Task details: All of the records below need to be copied exactly.

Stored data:
------------------------------------------------------------
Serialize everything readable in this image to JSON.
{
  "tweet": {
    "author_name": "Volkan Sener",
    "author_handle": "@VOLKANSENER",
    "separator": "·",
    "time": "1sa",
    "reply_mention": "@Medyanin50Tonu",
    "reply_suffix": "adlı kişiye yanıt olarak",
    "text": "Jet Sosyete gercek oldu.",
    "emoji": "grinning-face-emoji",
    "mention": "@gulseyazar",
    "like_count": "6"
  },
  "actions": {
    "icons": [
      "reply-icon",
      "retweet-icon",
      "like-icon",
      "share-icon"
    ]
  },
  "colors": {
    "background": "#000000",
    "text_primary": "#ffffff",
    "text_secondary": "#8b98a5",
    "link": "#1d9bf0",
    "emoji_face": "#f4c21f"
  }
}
------------------------------------------------------------
Exercise output:
Serialize everything readable in this image to JSON.
{
  "tweet": {
    "author_name": "Volkan Sener",
    "author_handle": "@VOLKANSENER",
    "separator": "·",
    "time": "1sa",
    "reply_mention": "@Medyanin50Tonu",
    "reply_suffix": "adlı kişiye yanıt olarak",
    "text": "Jet Sosyete gercek oldu.",
    "emoji": "grinning-face-emoji",
    "mention": "@gulseyazar",
    "like_count": "6"
  },
  "actions": {
    "icons": [
      "reply-icon",
      "retweet-icon",
      "like-icon",
      "share-icon"
    ]
  },
  "colors": {
    "background": "#000000",
    "text_primary": "#ffffff",
    "text_secondary": "#8b98a5",
    "link": "#1d9bf0",
    "emoji_face": "#f4c21f"
  }
}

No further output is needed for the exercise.